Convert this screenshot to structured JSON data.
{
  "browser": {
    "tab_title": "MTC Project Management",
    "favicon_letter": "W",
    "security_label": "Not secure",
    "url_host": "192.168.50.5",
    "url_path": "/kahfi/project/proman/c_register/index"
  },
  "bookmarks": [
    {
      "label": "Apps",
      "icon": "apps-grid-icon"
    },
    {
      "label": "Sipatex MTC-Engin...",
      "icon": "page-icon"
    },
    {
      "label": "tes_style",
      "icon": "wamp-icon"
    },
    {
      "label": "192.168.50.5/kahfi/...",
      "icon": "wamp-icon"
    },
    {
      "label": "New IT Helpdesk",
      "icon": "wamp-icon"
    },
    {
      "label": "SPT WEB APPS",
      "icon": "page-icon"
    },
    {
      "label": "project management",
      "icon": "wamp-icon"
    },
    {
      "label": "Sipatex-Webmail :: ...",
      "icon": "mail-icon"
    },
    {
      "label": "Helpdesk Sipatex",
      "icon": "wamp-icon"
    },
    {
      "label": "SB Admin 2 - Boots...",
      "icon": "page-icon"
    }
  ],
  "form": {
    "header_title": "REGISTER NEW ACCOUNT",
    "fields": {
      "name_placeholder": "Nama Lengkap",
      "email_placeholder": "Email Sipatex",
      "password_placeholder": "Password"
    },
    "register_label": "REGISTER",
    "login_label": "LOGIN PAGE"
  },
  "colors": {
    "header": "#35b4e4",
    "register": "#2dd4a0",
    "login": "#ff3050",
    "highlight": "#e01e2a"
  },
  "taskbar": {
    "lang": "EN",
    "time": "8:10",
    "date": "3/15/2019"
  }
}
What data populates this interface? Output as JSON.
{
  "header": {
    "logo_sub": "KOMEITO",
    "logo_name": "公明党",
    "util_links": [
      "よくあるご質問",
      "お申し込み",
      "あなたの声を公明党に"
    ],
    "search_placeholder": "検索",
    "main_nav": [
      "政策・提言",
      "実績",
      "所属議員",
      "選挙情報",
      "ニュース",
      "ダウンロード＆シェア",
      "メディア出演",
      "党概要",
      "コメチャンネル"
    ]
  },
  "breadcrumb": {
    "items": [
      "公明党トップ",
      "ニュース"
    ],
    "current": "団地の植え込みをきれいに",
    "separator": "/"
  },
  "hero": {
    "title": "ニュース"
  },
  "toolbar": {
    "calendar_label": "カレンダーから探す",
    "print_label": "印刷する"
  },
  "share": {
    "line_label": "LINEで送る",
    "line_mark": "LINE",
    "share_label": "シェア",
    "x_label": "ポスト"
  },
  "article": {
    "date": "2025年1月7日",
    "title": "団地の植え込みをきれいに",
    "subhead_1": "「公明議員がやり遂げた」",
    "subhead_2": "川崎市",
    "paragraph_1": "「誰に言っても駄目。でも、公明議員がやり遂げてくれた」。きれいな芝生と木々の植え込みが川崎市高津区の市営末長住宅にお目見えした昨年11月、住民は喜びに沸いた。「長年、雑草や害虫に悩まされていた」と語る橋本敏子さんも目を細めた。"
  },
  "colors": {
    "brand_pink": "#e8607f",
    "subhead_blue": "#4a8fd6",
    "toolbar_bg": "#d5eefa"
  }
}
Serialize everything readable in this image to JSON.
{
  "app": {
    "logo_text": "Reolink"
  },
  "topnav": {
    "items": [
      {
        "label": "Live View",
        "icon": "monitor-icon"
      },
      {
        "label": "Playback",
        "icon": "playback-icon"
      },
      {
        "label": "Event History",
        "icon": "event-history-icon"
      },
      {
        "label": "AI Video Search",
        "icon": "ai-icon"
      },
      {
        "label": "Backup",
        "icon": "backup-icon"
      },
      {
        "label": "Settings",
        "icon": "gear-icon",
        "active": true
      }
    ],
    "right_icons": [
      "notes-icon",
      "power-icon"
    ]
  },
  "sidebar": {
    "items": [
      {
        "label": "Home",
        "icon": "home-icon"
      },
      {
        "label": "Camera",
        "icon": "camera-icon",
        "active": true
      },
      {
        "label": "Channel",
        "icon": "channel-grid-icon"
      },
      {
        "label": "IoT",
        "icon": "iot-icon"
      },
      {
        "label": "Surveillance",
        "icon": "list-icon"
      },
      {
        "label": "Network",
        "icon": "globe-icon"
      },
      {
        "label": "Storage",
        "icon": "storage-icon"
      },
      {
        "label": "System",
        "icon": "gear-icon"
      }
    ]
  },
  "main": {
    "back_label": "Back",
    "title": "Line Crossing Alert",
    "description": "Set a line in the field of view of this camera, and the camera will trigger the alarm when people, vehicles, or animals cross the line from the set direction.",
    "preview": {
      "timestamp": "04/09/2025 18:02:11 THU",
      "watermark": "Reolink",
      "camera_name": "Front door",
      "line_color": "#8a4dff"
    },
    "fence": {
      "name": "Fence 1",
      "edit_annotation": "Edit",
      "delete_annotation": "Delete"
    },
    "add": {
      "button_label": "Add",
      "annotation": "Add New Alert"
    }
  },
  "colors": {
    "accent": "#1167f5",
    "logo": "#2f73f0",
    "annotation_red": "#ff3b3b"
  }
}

....................

__Exercise__. Search the preceding listing for "kahfi" and extract every line where it is found.

__Exercise solution__.
    "url_path": "/kahfi/project/proman/c_register/index"
      "label": "192.168.50.5/kahfi/...",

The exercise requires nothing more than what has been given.